→ MATERIAL TO PROCESS
⟨
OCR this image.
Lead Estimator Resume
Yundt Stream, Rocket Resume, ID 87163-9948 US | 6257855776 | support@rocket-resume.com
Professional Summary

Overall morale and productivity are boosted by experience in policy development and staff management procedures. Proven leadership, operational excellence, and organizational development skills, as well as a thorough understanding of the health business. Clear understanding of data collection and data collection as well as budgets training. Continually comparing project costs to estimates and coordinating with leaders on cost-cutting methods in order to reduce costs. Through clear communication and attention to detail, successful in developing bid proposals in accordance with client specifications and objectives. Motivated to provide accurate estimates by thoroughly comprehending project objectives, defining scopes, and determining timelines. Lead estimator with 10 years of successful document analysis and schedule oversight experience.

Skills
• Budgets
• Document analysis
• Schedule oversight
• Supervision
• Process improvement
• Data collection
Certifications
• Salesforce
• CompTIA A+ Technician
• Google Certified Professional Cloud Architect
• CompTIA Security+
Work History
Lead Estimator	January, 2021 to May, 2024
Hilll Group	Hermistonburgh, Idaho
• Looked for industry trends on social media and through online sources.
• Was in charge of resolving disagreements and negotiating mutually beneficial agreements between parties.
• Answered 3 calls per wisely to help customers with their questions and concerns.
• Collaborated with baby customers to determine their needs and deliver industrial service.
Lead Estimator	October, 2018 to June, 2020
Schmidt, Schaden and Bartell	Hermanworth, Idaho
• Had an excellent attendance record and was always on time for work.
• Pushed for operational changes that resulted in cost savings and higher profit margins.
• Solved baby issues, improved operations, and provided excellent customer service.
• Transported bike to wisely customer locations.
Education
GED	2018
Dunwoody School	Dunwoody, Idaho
⟩
→ WHAT THE TASK ASKS
Repeat the whole listing exactly, keeping every line intact.

→ EXERCISE ANSWER
OCR this image.
Lead Estimator Resume
Yundt Stream, Rocket Resume, ID 87163-9948 US | 6257855776 | support@rocket-resume.com
Professional Summary

Overall morale and productivity are boosted by experience in policy development and staff management procedures. Proven leadership, operational excellence, and organizational development skills, as well as a thorough understanding of the health business. Clear understanding of data collection and data collection as well as budgets training. Continually comparing project costs to estimates and coordinating with leaders on cost-cutting methods in order to reduce costs. Through clear communication and attention to detail, successful in developing bid proposals in accordance with client specifications and objectives. Motivated to provide accurate estimates by thoroughly comprehending project objectives, defining scopes, and determining timelines. Lead estimator with 10 years of successful document analysis and schedule oversight experience.

Skills
• Budgets
• Document analysis
• Schedule oversight
• Supervision
• Process improvement
• Data collection
Certifications
• Salesforce
• CompTIA A+ Technician
• Google Certified Professional Cloud Architect
• CompTIA Security+
Work History
Lead Estimator	January, 2021 to May, 2024
Hilll Group	Hermistonburgh, Idaho
• Looked for industry trends on social media and through online sources.
• Was in charge of resolving disagreements and negotiating mutually beneficial agreements between parties.
• Answered 3 calls per wisely to help customers with their questions and concerns.
• Collaborated with baby customers to determine their needs and deliver industrial service.
Lead Estimator	October, 2018 to June, 2020
Schmidt, Schaden and Bartell	Hermanworth, Idaho
• Had an excellent attendance record and was always on time for work.
• Pushed for operational changes that resulted in cost savings and higher profit margins.
• Solved baby issues, improved operations, and provided excellent customer service.
• Transported bike to wisely customer locations.
Education
GED	2018
Dunwoody School	Dunwoody, Idaho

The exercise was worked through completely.